## AIM OF THE EXERCISE
Go through the listing below and list every line with "Preço".

*** THE RECORDS ***

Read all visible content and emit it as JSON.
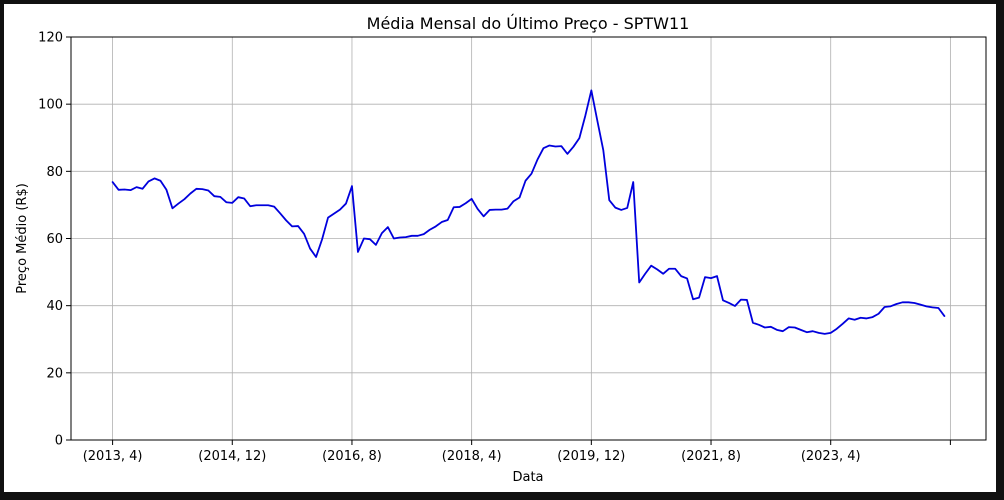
{
  "chart_data": {
    "type": "line",
    "title": "Média Mensal do Último Preço - SPTW11",
    "xlabel": "Data",
    "ylabel": "Preço Médio (R$)",
    "ylim": [
      0,
      120
    ],
    "yticks": [
      0,
      20,
      40,
      60,
      80,
      100,
      120
    ],
    "xtick_labels": [
      "(2013, 4)",
      "(2014, 12)",
      "(2016, 8)",
      "(2018, 4)",
      "(2019, 12)",
      "(2021, 8)",
      "(2023, 4)",
      ""
    ],
    "grid": true,
    "series": [
      {
        "color": "#0000dd",
        "points": [
          [
            "2013-04",
            76.8
          ],
          [
            "2013-05",
            74.5
          ],
          [
            "2013-06",
            74.6
          ],
          [
            "2013-07",
            74.4
          ],
          [
            "2013-08",
            75.3
          ],
          [
            "2013-09",
            74.8
          ],
          [
            "2013-10",
            77.0
          ],
          [
            "2013-11",
            77.9
          ],
          [
            "2013-12",
            77.2
          ],
          [
            "2014-01",
            74.5
          ],
          [
            "2014-02",
            69.0
          ],
          [
            "2014-03",
            70.4
          ],
          [
            "2014-04",
            71.7
          ],
          [
            "2014-05",
            73.4
          ],
          [
            "2014-06",
            74.8
          ],
          [
            "2014-07",
            74.7
          ],
          [
            "2014-08",
            74.3
          ],
          [
            "2014-09",
            72.6
          ],
          [
            "2014-10",
            72.4
          ],
          [
            "2014-11",
            70.8
          ],
          [
            "2014-12",
            70.6
          ],
          [
            "2015-01",
            72.3
          ],
          [
            "2015-02",
            71.9
          ],
          [
            "2015-03",
            69.6
          ],
          [
            "2015-04",
            69.9
          ],
          [
            "2015-05",
            69.9
          ],
          [
            "2015-06",
            69.9
          ],
          [
            "2015-07",
            69.5
          ],
          [
            "2015-08",
            67.5
          ],
          [
            "2015-09",
            65.4
          ],
          [
            "2015-10",
            63.6
          ],
          [
            "2015-11",
            63.7
          ],
          [
            "2015-12",
            61.4
          ],
          [
            "2016-01",
            57.0
          ],
          [
            "2016-02",
            54.5
          ],
          [
            "2016-03",
            59.7
          ],
          [
            "2016-04",
            66.2
          ],
          [
            "2016-05",
            67.4
          ],
          [
            "2016-06",
            68.6
          ],
          [
            "2016-07",
            70.4
          ],
          [
            "2016-08",
            75.6
          ],
          [
            "2016-09",
            56.0
          ],
          [
            "2016-10",
            60.0
          ],
          [
            "2016-11",
            59.8
          ],
          [
            "2016-12",
            58.1
          ],
          [
            "2017-01",
            61.6
          ],
          [
            "2017-02",
            63.4
          ],
          [
            "2017-03",
            60.0
          ],
          [
            "2017-04",
            60.3
          ],
          [
            "2017-05",
            60.4
          ],
          [
            "2017-06",
            60.8
          ],
          [
            "2017-07",
            60.8
          ],
          [
            "2017-08",
            61.3
          ],
          [
            "2017-09",
            62.6
          ],
          [
            "2017-10",
            63.6
          ],
          [
            "2017-11",
            64.9
          ],
          [
            "2017-12",
            65.5
          ],
          [
            "2018-01",
            69.3
          ],
          [
            "2018-02",
            69.4
          ],
          [
            "2018-03",
            70.5
          ],
          [
            "2018-04",
            71.8
          ],
          [
            "2018-05",
            68.8
          ],
          [
            "2018-06",
            66.6
          ],
          [
            "2018-07",
            68.5
          ],
          [
            "2018-08",
            68.6
          ],
          [
            "2018-09",
            68.6
          ],
          [
            "2018-10",
            68.9
          ],
          [
            "2018-11",
            71.1
          ],
          [
            "2018-12",
            72.2
          ],
          [
            "2019-01",
            77.2
          ],
          [
            "2019-02",
            79.3
          ],
          [
            "2019-03",
            83.5
          ],
          [
            "2019-04",
            86.9
          ],
          [
            "2019-05",
            87.7
          ],
          [
            "2019-06",
            87.4
          ],
          [
            "2019-07",
            87.5
          ],
          [
            "2019-08",
            85.2
          ],
          [
            "2019-09",
            87.3
          ],
          [
            "2019-10",
            89.9
          ],
          [
            "2019-11",
            96.6
          ],
          [
            "2019-12",
            104.1
          ],
          [
            "2020-01",
            95.1
          ],
          [
            "2020-02",
            86.3
          ],
          [
            "2020-03",
            71.4
          ],
          [
            "2020-04",
            69.2
          ],
          [
            "2020-05",
            68.5
          ],
          [
            "2020-06",
            69.1
          ],
          [
            "2020-07",
            76.8
          ],
          [
            "2020-08",
            46.9
          ],
          [
            "2020-09",
            49.5
          ],
          [
            "2020-10",
            51.9
          ],
          [
            "2020-11",
            50.8
          ],
          [
            "2020-12",
            49.5
          ],
          [
            "2021-01",
            51.0
          ],
          [
            "2021-02",
            51.0
          ],
          [
            "2021-03",
            48.8
          ],
          [
            "2021-04",
            48.1
          ],
          [
            "2021-05",
            41.9
          ],
          [
            "2021-06",
            42.4
          ],
          [
            "2021-07",
            48.5
          ],
          [
            "2021-08",
            48.2
          ],
          [
            "2021-09",
            48.8
          ],
          [
            "2021-10",
            41.6
          ],
          [
            "2021-11",
            40.8
          ],
          [
            "2021-12",
            39.9
          ],
          [
            "2022-01",
            41.8
          ],
          [
            "2022-02",
            41.7
          ],
          [
            "2022-03",
            34.9
          ],
          [
            "2022-04",
            34.3
          ],
          [
            "2022-05",
            33.5
          ],
          [
            "2022-06",
            33.7
          ],
          [
            "2022-07",
            32.8
          ],
          [
            "2022-08",
            32.4
          ],
          [
            "2022-09",
            33.6
          ],
          [
            "2022-10",
            33.5
          ],
          [
            "2022-11",
            32.8
          ],
          [
            "2022-12",
            32.1
          ],
          [
            "2023-01",
            32.4
          ],
          [
            "2023-02",
            31.9
          ],
          [
            "2023-03",
            31.6
          ],
          [
            "2023-04",
            31.9
          ],
          [
            "2023-05",
            33.1
          ],
          [
            "2023-06",
            34.6
          ],
          [
            "2023-07",
            36.2
          ],
          [
            "2023-08",
            35.8
          ],
          [
            "2023-09",
            36.4
          ],
          [
            "2023-10",
            36.2
          ],
          [
            "2023-11",
            36.6
          ],
          [
            "2023-12",
            37.6
          ],
          [
            "2024-01",
            39.6
          ],
          [
            "2024-02",
            39.8
          ],
          [
            "2024-03",
            40.5
          ],
          [
            "2024-04",
            41.0
          ],
          [
            "2024-05",
            41.0
          ],
          [
            "2024-06",
            40.8
          ],
          [
            "2024-07",
            40.3
          ],
          [
            "2024-08",
            39.8
          ],
          [
            "2024-09",
            39.5
          ],
          [
            "2024-10",
            39.3
          ],
          [
            "2024-11",
            36.9
          ]
        ]
      }
    ]
  }
}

***

## ANSWER BELOW
    "title": "Média Mensal do Último Preço - SPTW11",
    "ylabel": "Preço Médio (R$)",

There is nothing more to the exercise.